Copy out the listing that follows, exactly, without its pictures.

+++

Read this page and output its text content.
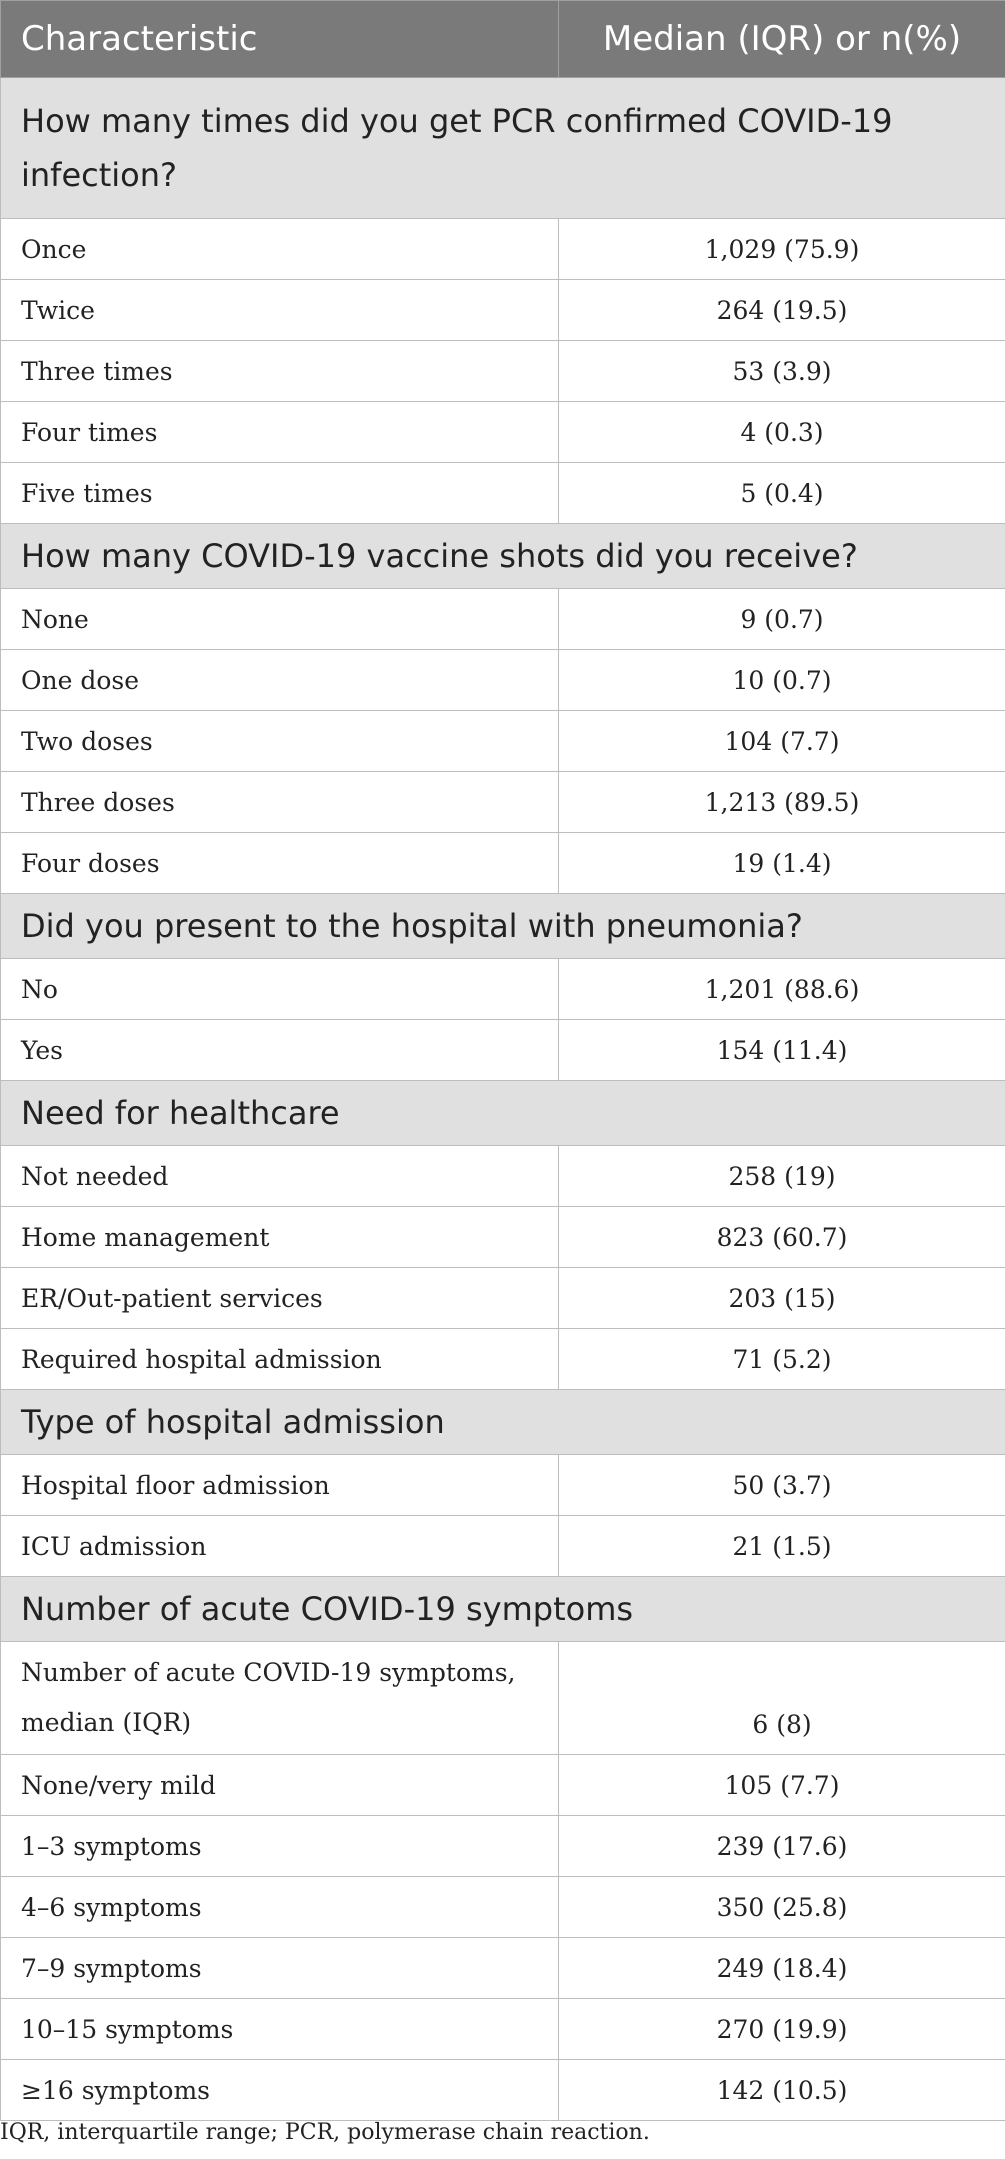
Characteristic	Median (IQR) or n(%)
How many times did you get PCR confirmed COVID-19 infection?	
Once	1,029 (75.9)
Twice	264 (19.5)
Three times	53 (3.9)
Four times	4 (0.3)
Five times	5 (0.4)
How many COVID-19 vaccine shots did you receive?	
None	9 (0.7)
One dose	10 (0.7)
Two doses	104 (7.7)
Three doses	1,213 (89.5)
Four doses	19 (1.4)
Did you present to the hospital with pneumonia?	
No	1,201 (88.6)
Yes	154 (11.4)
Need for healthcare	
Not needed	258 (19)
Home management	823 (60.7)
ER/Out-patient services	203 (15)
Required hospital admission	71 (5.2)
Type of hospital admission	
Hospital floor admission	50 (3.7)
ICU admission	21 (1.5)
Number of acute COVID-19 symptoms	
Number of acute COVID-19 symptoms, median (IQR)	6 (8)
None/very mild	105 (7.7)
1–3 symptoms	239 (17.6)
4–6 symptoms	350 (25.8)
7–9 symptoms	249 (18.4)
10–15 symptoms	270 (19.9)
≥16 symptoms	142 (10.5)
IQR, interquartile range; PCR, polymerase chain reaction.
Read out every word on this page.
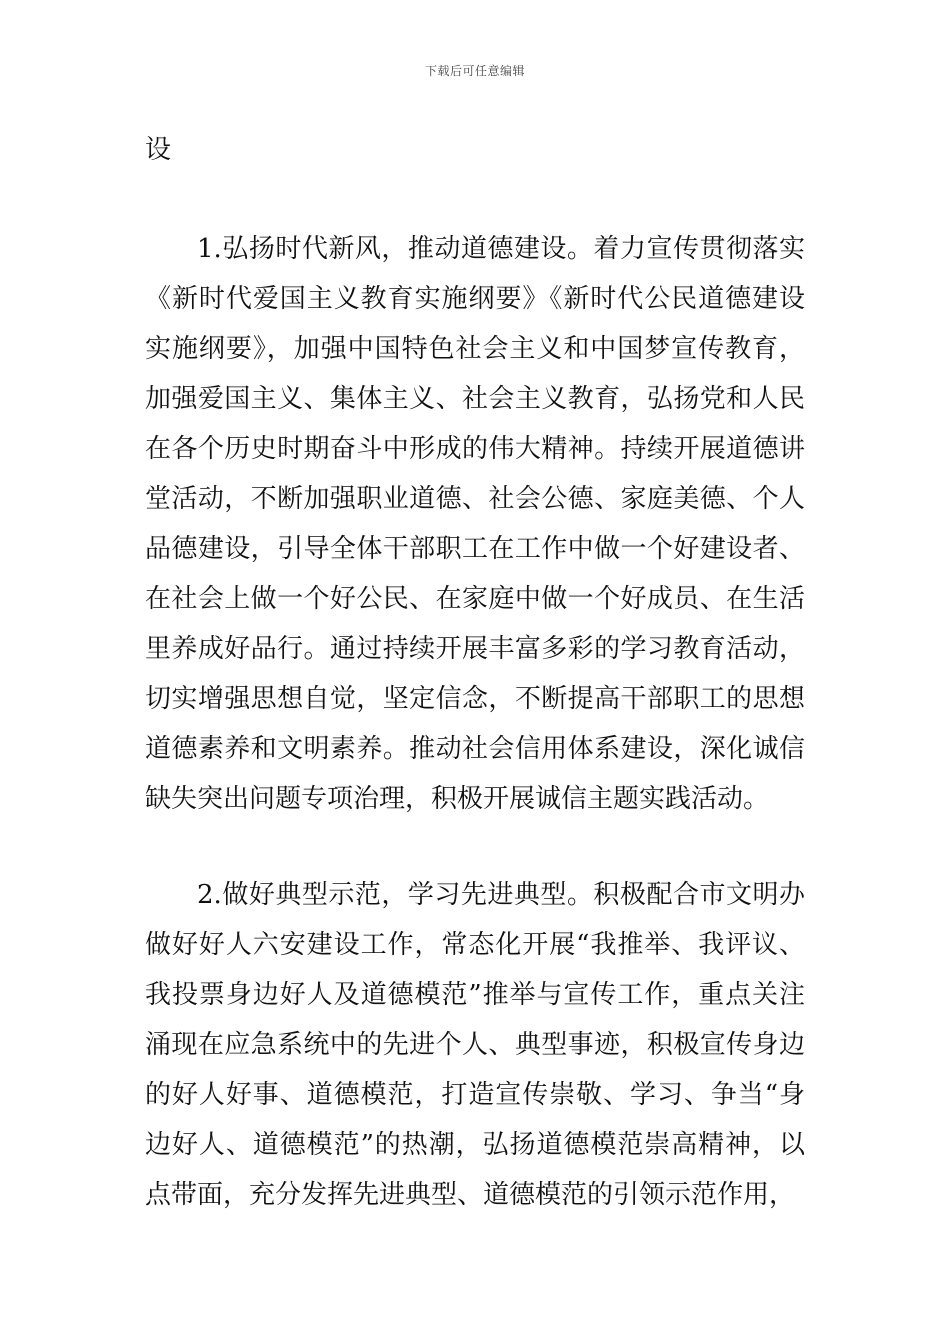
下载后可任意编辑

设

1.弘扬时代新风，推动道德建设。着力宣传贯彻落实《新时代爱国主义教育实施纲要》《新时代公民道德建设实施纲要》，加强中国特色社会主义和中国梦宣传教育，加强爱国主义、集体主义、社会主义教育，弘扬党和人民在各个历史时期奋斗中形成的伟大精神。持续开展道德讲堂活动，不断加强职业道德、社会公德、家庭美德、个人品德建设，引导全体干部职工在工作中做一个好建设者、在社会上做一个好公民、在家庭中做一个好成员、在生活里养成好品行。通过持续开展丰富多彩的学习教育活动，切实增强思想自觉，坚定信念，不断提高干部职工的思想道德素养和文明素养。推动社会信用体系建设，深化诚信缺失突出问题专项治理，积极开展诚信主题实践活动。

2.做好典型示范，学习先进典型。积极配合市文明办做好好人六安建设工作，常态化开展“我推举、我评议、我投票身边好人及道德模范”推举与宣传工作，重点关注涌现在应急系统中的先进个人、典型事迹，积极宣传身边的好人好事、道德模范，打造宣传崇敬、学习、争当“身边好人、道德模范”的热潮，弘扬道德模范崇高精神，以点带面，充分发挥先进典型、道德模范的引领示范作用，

+++

● TASK RESPONSE
Read this page and output its text content.
Characteristic	Median (IQR) or n(%)
How many times did you get PCR confirmed COVID-19 infection?	
Once	1,029 (75.9)
Twice	264 (19.5)
Three times	53 (3.9)
Four times	4 (0.3)
Five times	5 (0.4)
How many COVID-19 vaccine shots did you receive?	
None	9 (0.7)
One dose	10 (0.7)
Two doses	104 (7.7)
Three doses	1,213 (89.5)
Four doses	19 (1.4)
Did you present to the hospital with pneumonia?	
No	1,201 (88.6)
Yes	154 (11.4)
Need for healthcare	
Not needed	258 (19)
Home management	823 (60.7)
ER/Out-patient services	203 (15)
Required hospital admission	71 (5.2)
Type of hospital admission	
Hospital floor admission	50 (3.7)
ICU admission	21 (1.5)
Number of acute COVID-19 symptoms	
Number of acute COVID-19 symptoms, median (IQR)	6 (8)
None/very mild	105 (7.7)
1–3 symptoms	239 (17.6)
4–6 symptoms	350 (25.8)
7–9 symptoms	249 (18.4)
10–15 symptoms	270 (19.9)
≥16 symptoms	142 (10.5)
IQR, interquartile range; PCR, polymerase chain reaction.
Read out every word on this page.
下载后可任意编辑

设

1.弘扬时代新风，推动道德建设。着力宣传贯彻落实《新时代爱国主义教育实施纲要》《新时代公民道德建设实施纲要》，加强中国特色社会主义和中国梦宣传教育，加强爱国主义、集体主义、社会主义教育，弘扬党和人民在各个历史时期奋斗中形成的伟大精神。持续开展道德讲堂活动，不断加强职业道德、社会公德、家庭美德、个人品德建设，引导全体干部职工在工作中做一个好建设者、在社会上做一个好公民、在家庭中做一个好成员、在生活里养成好品行。通过持续开展丰富多彩的学习教育活动，切实增强思想自觉，坚定信念，不断提高干部职工的思想道德素养和文明素养。推动社会信用体系建设，深化诚信缺失突出问题专项治理，积极开展诚信主题实践活动。

2.做好典型示范，学习先进典型。积极配合市文明办做好好人六安建设工作，常态化开展“我推举、我评议、我投票身边好人及道德模范”推举与宣传工作，重点关注涌现在应急系统中的先进个人、典型事迹，积极宣传身边的好人好事、道德模范，打造宣传崇敬、学习、争当“身边好人、道德模范”的热潮，弘扬道德模范崇高精神，以点带面，充分发挥先进典型、道德模范的引领示范作用，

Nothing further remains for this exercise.